MATERIAL:
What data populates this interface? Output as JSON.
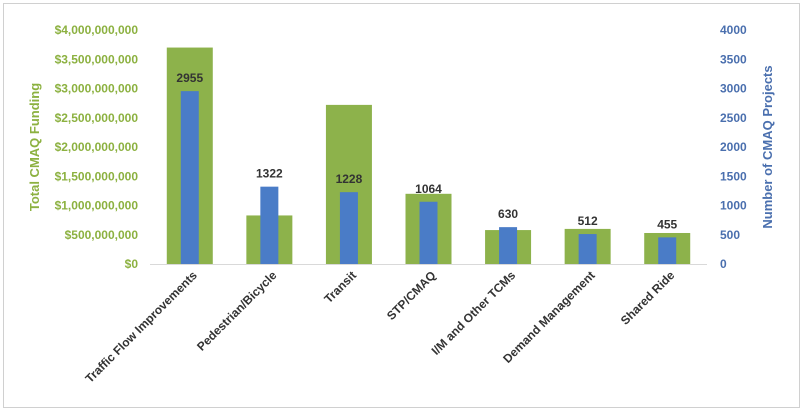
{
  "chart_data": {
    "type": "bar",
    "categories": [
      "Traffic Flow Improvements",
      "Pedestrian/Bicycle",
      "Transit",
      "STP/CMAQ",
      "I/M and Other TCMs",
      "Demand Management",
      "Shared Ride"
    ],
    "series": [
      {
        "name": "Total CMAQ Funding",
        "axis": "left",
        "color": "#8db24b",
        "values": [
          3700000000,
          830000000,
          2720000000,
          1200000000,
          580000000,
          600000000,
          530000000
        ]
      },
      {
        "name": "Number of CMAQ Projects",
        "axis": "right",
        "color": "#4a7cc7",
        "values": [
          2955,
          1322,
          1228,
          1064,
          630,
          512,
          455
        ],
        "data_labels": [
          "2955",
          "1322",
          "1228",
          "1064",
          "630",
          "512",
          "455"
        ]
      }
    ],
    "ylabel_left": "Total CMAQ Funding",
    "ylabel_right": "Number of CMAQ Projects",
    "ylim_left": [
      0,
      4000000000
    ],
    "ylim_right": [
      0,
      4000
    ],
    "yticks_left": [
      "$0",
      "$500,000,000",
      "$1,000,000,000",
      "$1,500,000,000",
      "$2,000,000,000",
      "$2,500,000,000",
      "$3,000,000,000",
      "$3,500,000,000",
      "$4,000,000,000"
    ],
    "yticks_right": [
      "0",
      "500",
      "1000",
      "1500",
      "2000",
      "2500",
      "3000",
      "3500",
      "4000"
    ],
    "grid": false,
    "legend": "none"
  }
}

GIVEN TASK: Set the entries down again exactly. Do not include the images.

RESULT OF THIS EXERCISE:
What data populates this interface? Output as JSON.
{
  "chart_data": {
    "type": "bar",
    "categories": [
      "Traffic Flow Improvements",
      "Pedestrian/Bicycle",
      "Transit",
      "STP/CMAQ",
      "I/M and Other TCMs",
      "Demand Management",
      "Shared Ride"
    ],
    "series": [
      {
        "name": "Total CMAQ Funding",
        "axis": "left",
        "color": "#8db24b",
        "values": [
          3700000000,
          830000000,
          2720000000,
          1200000000,
          580000000,
          600000000,
          530000000
        ]
      },
      {
        "name": "Number of CMAQ Projects",
        "axis": "right",
        "color": "#4a7cc7",
        "values": [
          2955,
          1322,
          1228,
          1064,
          630,
          512,
          455
        ],
        "data_labels": [
          "2955",
          "1322",
          "1228",
          "1064",
          "630",
          "512",
          "455"
        ]
      }
    ],
    "ylabel_left": "Total CMAQ Funding",
    "ylabel_right": "Number of CMAQ Projects",
    "ylim_left": [
      0,
      4000000000
    ],
    "ylim_right": [
      0,
      4000
    ],
    "yticks_left": [
      "$0",
      "$500,000,000",
      "$1,000,000,000",
      "$1,500,000,000",
      "$2,000,000,000",
      "$2,500,000,000",
      "$3,000,000,000",
      "$3,500,000,000",
      "$4,000,000,000"
    ],
    "yticks_right": [
      "0",
      "500",
      "1000",
      "1500",
      "2000",
      "2500",
      "3000",
      "3500",
      "4000"
    ],
    "grid": false,
    "legend": "none"
  }
}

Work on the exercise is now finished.